::: EXERCISE MATERIAL :::

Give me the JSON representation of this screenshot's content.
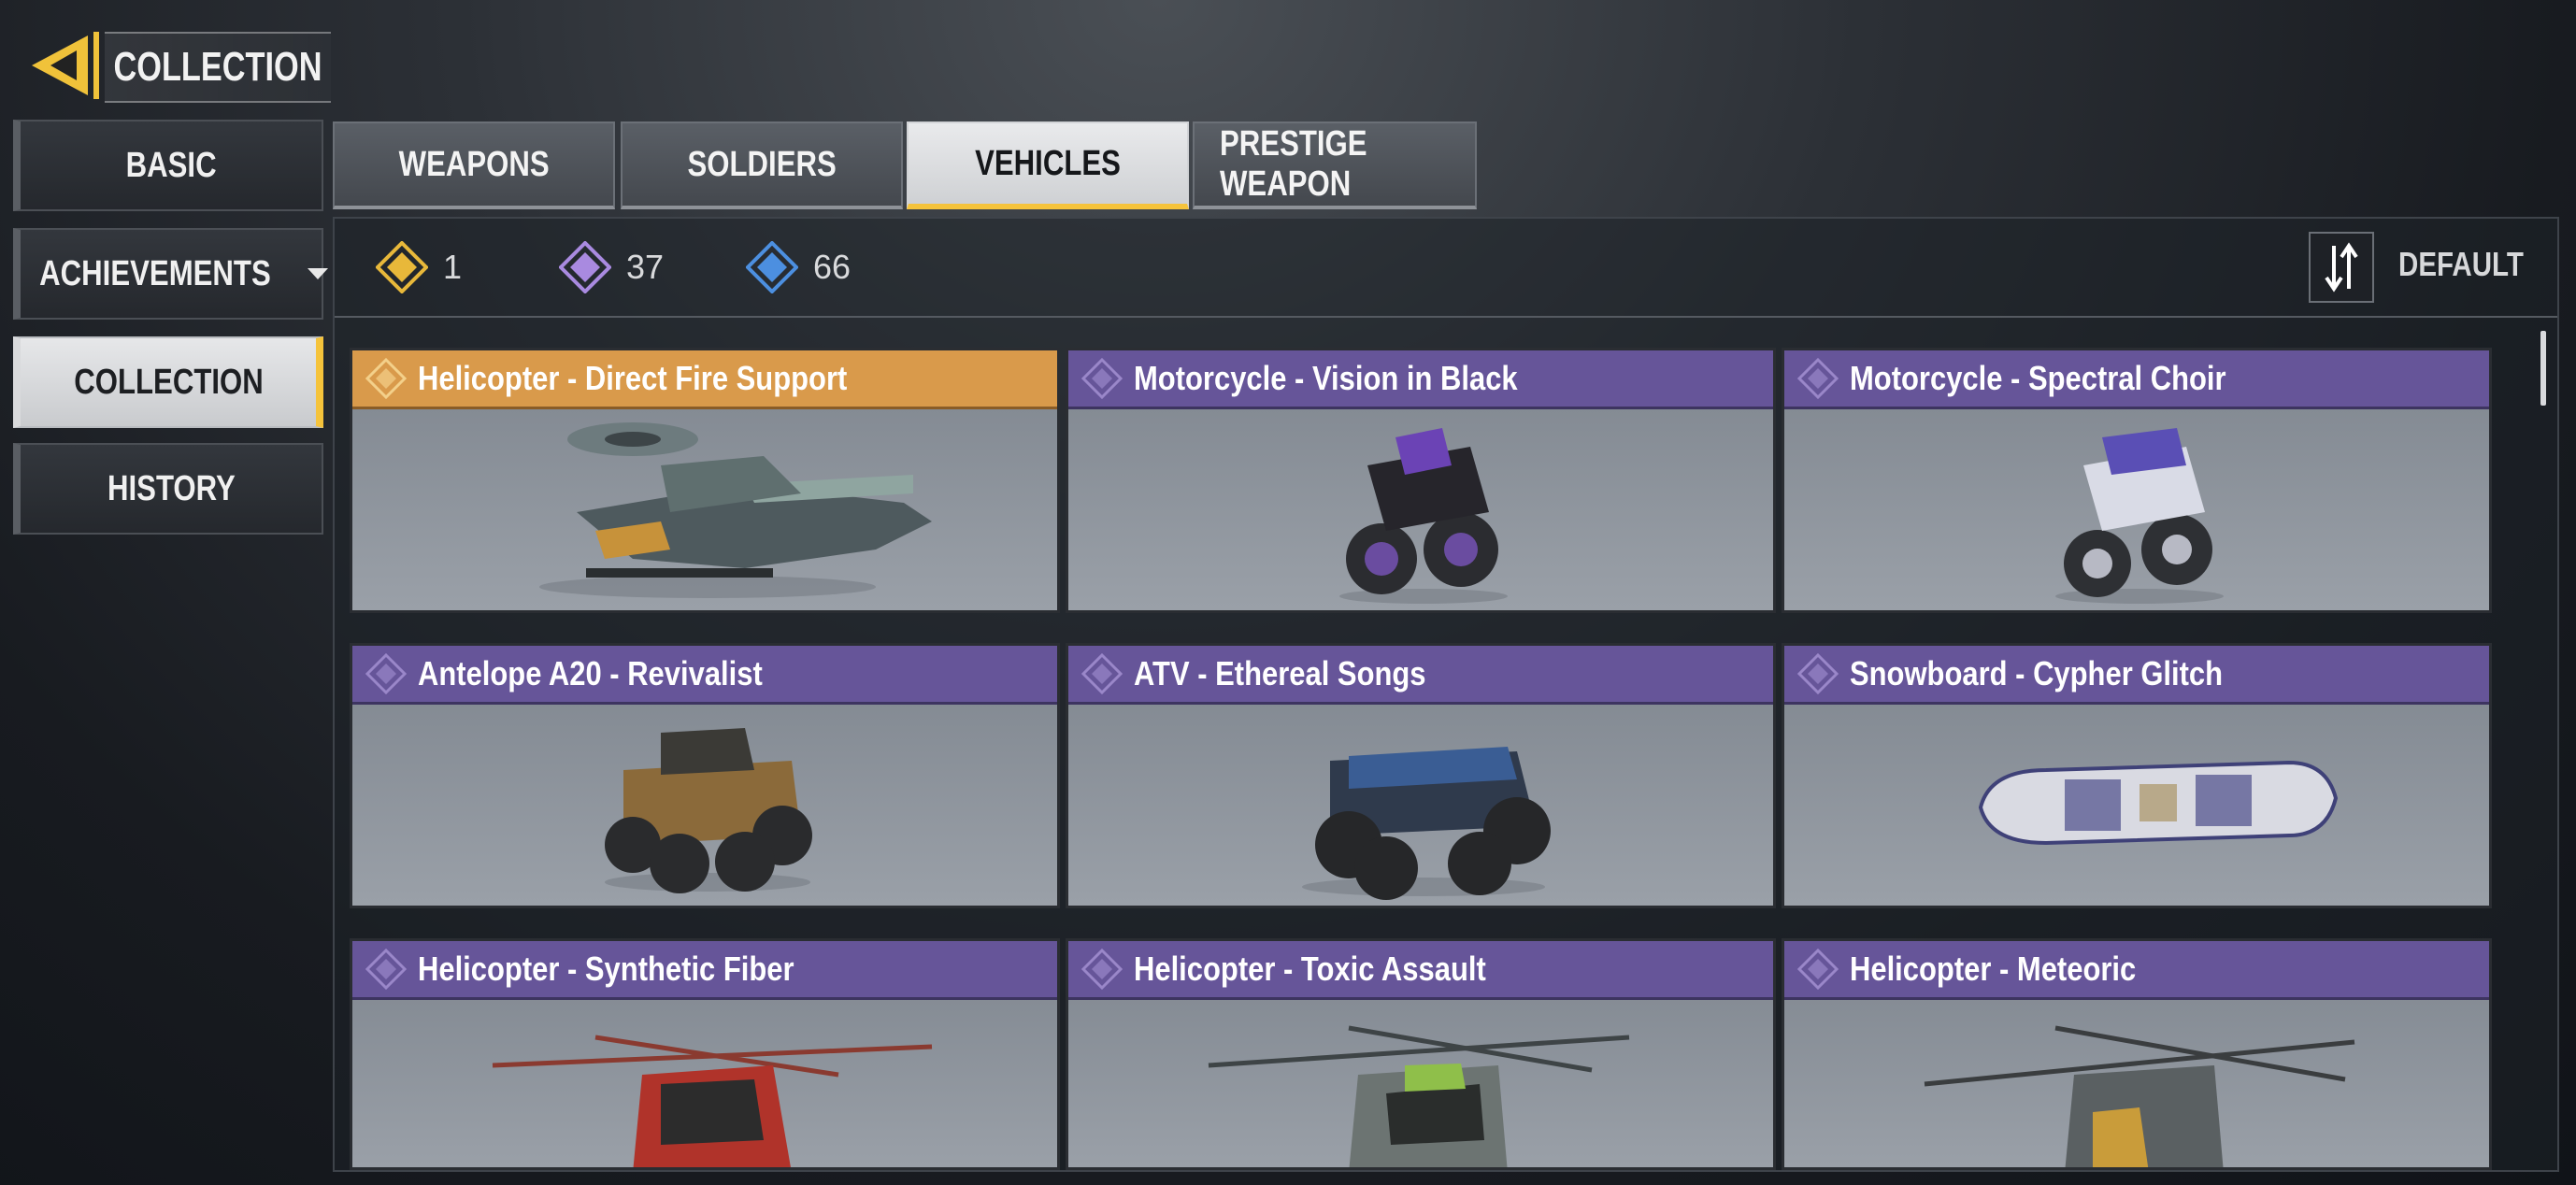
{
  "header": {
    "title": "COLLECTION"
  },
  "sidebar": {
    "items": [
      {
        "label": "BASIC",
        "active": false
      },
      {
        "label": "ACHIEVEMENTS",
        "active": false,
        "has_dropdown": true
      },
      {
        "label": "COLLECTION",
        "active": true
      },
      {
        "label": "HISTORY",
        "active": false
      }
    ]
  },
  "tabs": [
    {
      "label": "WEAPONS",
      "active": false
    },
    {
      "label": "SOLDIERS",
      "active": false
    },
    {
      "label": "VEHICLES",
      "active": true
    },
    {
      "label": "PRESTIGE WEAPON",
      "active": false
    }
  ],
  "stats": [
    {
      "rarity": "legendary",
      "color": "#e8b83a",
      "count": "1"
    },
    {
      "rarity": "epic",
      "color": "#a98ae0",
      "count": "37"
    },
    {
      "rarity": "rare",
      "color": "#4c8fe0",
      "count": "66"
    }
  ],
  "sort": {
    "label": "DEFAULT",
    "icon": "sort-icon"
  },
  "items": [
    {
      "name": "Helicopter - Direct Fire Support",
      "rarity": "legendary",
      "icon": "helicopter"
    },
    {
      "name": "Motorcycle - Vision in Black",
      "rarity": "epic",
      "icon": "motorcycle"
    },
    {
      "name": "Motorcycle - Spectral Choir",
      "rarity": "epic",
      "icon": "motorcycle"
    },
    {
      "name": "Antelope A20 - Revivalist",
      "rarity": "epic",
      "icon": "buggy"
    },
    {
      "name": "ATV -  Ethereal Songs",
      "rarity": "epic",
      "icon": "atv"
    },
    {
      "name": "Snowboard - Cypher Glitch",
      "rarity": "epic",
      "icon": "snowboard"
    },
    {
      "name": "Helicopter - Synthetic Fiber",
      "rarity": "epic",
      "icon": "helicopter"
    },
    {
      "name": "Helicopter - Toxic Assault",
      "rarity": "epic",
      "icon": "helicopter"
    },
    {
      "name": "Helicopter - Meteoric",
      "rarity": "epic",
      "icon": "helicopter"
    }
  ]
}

:::
::: EXERCISE MATERIAL :::

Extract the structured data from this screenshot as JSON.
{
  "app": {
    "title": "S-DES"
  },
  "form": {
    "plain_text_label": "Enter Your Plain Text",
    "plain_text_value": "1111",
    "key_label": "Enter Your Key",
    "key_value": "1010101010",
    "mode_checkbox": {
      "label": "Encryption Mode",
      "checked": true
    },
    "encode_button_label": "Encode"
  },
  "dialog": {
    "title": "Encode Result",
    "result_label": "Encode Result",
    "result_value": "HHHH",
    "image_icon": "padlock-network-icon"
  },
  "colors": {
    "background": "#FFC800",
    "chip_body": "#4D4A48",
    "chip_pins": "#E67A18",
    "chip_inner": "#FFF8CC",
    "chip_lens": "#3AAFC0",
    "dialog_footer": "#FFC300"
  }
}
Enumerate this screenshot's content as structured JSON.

:::

_DIRECTIVE_
Take the line containing "Extract the structured" and the line containing "Enumerate this screenshot's". Write out both and all lines between, exactly, and nothing more.

_SOLUTION TO THIS EXERCISE_
Extract the structured data from this screenshot as JSON.
{
  "app": {
    "title": "S-DES"
  },
  "form": {
    "plain_text_label": "Enter Your Plain Text",
    "plain_text_value": "1111",
    "key_label": "Enter Your Key",
    "key_value": "1010101010",
    "mode_checkbox": {
      "label": "Encryption Mode",
      "checked": true
    },
    "encode_button_label": "Encode"
  },
  "dialog": {
    "title": "Encode Result",
    "result_label": "Encode Result",
    "result_value": "HHHH",
    "image_icon": "padlock-network-icon"
  },
  "colors": {
    "background": "#FFC800",
    "chip_body": "#4D4A48",
    "chip_pins": "#E67A18",
    "chip_inner": "#FFF8CC",
    "chip_lens": "#3AAFC0",
    "dialog_footer": "#FFC300"
  }
}
Enumerate this screenshot's content as structured JSON.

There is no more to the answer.